START Dataset excerpts

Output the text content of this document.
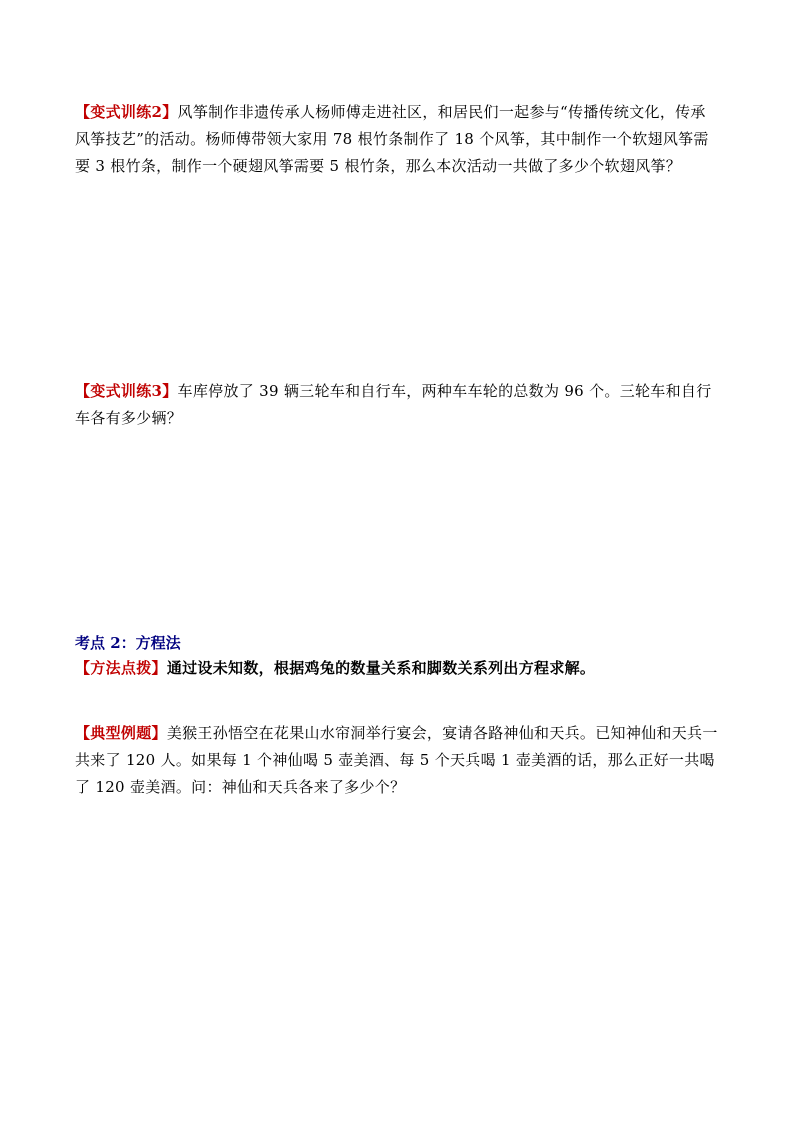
【变式训练2】风筝制作非遗传承人杨师傅走进社区，和居民们一起参与“传播传统文化，传承风筝技艺”的活动。杨师傅带领大家用 78 根竹条制作了 18 个风筝，其中制作一个软翅风筝需要 3 根竹条，制作一个硬翅风筝需要 5 根竹条，那么本次活动一共做了多少个软翅风筝？

【变式训练3】车库停放了 39 辆三轮车和自行车，两种车车轮的总数为 96 个。三轮车和自行车各有多少辆？

考点 2：方程法

【方法点拨】通过设未知数，根据鸡兔的数量关系和脚数关系列出方程求解。

【典型例题】美猴王孙悟空在花果山水帘洞举行宴会，宴请各路神仙和天兵。已知神仙和天兵一共来了 120 人。如果每 1 个神仙喝 5 壶美酒、每 5 个天兵喝 1 壶美酒的话，那么正好一共喝了 120 壶美酒。问：神仙和天兵各来了多少个？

END Dataset excerpts

● **Work to complete**:
Transcribe each entry above exactly, apart from the pictures.

● **Task response**:
Output the text content of this document.
【变式训练2】风筝制作非遗传承人杨师傅走进社区，和居民们一起参与“传播传统文化，传承风筝技艺”的活动。杨师傅带领大家用 78 根竹条制作了 18 个风筝，其中制作一个软翅风筝需要 3 根竹条，制作一个硬翅风筝需要 5 根竹条，那么本次活动一共做了多少个软翅风筝？

【变式训练3】车库停放了 39 辆三轮车和自行车，两种车车轮的总数为 96 个。三轮车和自行车各有多少辆？

考点 2：方程法

【方法点拨】通过设未知数，根据鸡兔的数量关系和脚数关系列出方程求解。

【典型例题】美猴王孙悟空在花果山水帘洞举行宴会，宴请各路神仙和天兵。已知神仙和天兵一共来了 120 人。如果每 1 个神仙喝 5 壶美酒、每 5 个天兵喝 1 壶美酒的话，那么正好一共喝了 120 壶美酒。问：神仙和天兵各来了多少个？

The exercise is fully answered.